Dataset items:
⟨
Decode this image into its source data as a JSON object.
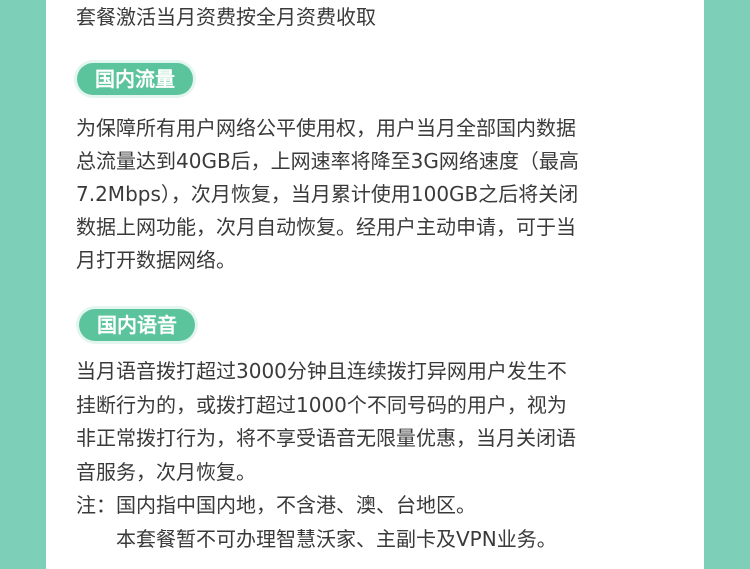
{
  "intro": "套餐激活当月资费按全月资费收取",
  "section_data": {
    "title": "国内流量",
    "lines": [
      "为保障所有用户网络公平使用权，用户当月全部国内数据",
      "总流量达到40GB后，上网速率将降至3G网络速度（最高",
      "7.2Mbps），次月恢复，当月累计使用100GB之后将关闭",
      "数据上网功能，次月自动恢复。经用户主动申请，可于当",
      "月打开数据网络。"
    ]
  },
  "section_voice": {
    "title": "国内语音",
    "lines": [
      "当月语音拨打超过3000分钟且连续拨打异网用户发生不",
      "挂断行为的，或拨打超过1000个不同号码的用户，视为",
      "非正常拨打行为，将不享受语音无限量优惠，当月关闭语",
      "音服务，次月恢复。",
      "注：国内指中国内地，不含港、澳、台地区。",
      "　　本套餐暂不可办理智慧沃家、主副卡及VPN业务。"
    ]
  },
  "colors": {
    "background": "#7ecfb7",
    "card": "#ffffff",
    "pill": "#5cc49c",
    "pill_halo": "#e3f5ef",
    "text": "#3a3a3a"
  }
}
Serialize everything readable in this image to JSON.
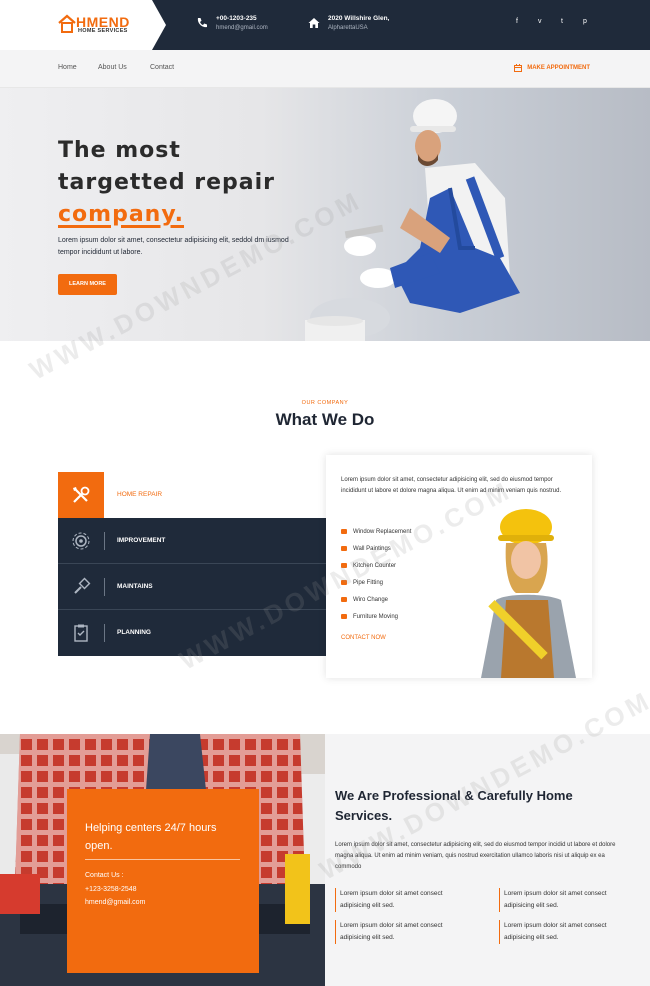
⟩
- [WHAT YOU NEED TO DO]
Write out the data precisely as given, excluding the pictures.

- [FINISHED ANSWER]
Decode this image into its source data as a JSON object.
{
  "intro": "套餐激活当月资费按全月资费收取",
  "section_data": {
    "title": "国内流量",
    "lines": [
      "为保障所有用户网络公平使用权，用户当月全部国内数据",
      "总流量达到40GB后，上网速率将降至3G网络速度（最高",
      "7.2Mbps），次月恢复，当月累计使用100GB之后将关闭",
      "数据上网功能，次月自动恢复。经用户主动申请，可于当",
      "月打开数据网络。"
    ]
  },
  "section_voice": {
    "title": "国内语音",
    "lines": [
      "当月语音拨打超过3000分钟且连续拨打异网用户发生不",
      "挂断行为的，或拨打超过1000个不同号码的用户，视为",
      "非正常拨打行为，将不享受语音无限量优惠，当月关闭语",
      "音服务，次月恢复。",
      "注：国内指中国内地，不含港、澳、台地区。",
      "　　本套餐暂不可办理智慧沃家、主副卡及VPN业务。"
    ]
  },
  "colors": {
    "background": "#7ecfb7",
    "card": "#ffffff",
    "pill": "#5cc49c",
    "pill_halo": "#e3f5ef",
    "text": "#3a3a3a"
  }
}
Serialize everything readable in this image to JSON.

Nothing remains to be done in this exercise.